SHORT PROBLEM → Work through the data line by line, gathering every line that has the word "time".

————————

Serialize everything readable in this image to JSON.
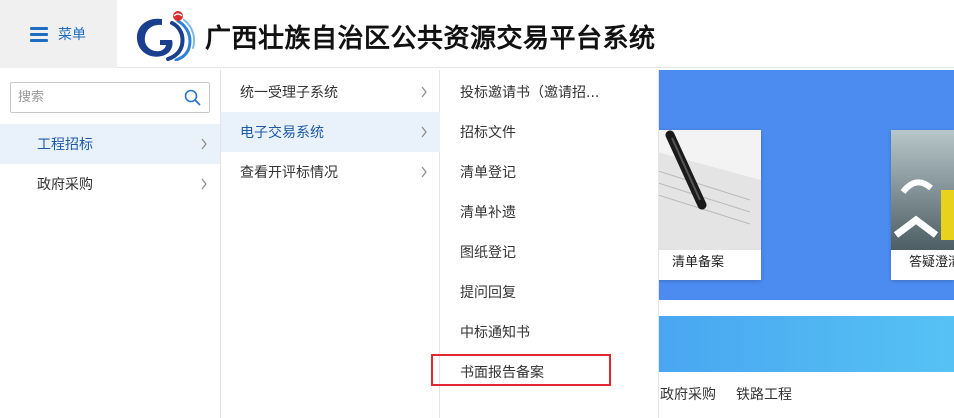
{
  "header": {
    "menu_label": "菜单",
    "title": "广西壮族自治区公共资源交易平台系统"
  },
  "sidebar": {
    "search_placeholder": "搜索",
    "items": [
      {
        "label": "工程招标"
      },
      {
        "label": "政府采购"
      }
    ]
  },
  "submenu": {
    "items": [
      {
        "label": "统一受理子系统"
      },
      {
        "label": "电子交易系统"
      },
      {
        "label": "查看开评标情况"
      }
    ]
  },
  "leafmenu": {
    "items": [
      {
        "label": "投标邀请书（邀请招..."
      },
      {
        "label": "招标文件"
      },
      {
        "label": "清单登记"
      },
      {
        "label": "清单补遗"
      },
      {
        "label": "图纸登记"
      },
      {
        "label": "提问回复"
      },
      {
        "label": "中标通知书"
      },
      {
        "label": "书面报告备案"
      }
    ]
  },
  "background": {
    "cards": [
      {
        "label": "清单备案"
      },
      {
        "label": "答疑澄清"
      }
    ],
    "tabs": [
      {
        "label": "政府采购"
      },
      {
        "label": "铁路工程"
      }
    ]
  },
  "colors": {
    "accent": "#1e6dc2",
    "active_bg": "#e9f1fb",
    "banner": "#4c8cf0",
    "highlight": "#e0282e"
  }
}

————————

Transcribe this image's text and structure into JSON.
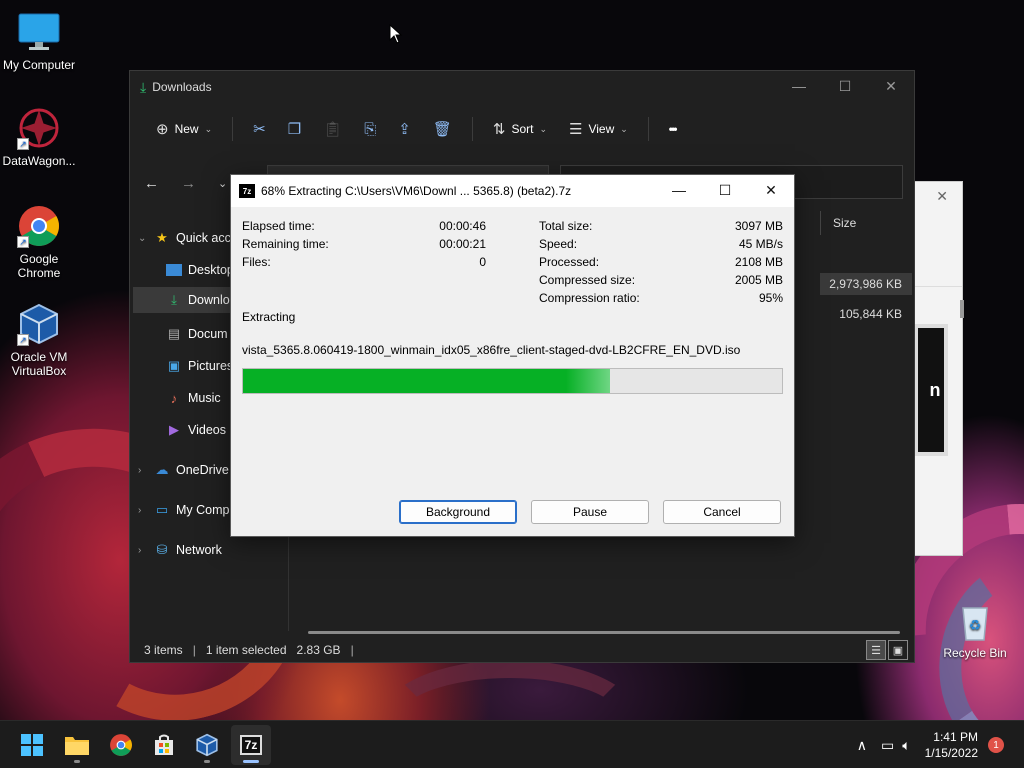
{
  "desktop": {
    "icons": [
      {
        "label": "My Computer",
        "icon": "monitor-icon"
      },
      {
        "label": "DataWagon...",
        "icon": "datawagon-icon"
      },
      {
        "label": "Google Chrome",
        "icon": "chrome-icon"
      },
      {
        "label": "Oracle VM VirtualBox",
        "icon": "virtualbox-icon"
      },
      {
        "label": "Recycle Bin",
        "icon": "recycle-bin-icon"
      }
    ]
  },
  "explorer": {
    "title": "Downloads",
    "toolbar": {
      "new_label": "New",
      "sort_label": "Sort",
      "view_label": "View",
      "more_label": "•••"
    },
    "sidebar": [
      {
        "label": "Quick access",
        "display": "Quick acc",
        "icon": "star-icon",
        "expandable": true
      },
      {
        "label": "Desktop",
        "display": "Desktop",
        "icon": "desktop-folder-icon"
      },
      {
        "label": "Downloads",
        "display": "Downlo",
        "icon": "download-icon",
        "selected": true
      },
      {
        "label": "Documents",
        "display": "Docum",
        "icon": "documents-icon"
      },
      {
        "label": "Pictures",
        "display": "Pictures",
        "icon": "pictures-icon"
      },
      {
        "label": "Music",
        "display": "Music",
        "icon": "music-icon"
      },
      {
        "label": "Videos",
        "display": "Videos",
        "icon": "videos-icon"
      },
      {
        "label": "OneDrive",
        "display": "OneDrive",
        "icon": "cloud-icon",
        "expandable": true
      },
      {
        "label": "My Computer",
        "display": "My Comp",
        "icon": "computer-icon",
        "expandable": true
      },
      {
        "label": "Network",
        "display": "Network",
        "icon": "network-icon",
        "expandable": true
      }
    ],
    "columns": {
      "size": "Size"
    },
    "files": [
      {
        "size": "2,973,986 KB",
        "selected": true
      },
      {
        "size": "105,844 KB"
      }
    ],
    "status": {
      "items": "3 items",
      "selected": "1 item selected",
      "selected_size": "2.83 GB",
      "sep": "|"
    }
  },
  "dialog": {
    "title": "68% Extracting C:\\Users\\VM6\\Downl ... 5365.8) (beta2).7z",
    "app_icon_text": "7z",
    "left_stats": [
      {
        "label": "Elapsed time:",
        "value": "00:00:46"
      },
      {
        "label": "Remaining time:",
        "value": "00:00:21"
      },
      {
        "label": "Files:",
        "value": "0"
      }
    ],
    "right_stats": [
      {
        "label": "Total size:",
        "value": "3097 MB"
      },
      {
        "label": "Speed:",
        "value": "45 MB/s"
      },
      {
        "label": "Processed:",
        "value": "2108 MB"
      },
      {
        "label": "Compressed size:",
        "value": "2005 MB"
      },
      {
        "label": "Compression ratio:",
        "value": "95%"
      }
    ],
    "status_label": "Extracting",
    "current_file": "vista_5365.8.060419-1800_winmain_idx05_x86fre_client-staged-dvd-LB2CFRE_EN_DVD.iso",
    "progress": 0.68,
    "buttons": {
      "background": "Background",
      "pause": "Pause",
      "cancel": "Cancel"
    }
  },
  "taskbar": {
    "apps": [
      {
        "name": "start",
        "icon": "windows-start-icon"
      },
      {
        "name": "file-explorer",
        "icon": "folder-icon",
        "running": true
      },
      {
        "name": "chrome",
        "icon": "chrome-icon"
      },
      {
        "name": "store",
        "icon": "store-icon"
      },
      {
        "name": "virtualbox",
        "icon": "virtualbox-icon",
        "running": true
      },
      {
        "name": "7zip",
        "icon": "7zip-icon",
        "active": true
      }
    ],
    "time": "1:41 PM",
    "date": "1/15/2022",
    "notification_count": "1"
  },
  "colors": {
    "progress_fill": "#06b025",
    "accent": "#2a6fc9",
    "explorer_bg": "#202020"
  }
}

————————

WRITTEN RESPONSE →
        "label": "Elapsed time:",
        "label": "Remaining time:",
    "time": "1:41 PM",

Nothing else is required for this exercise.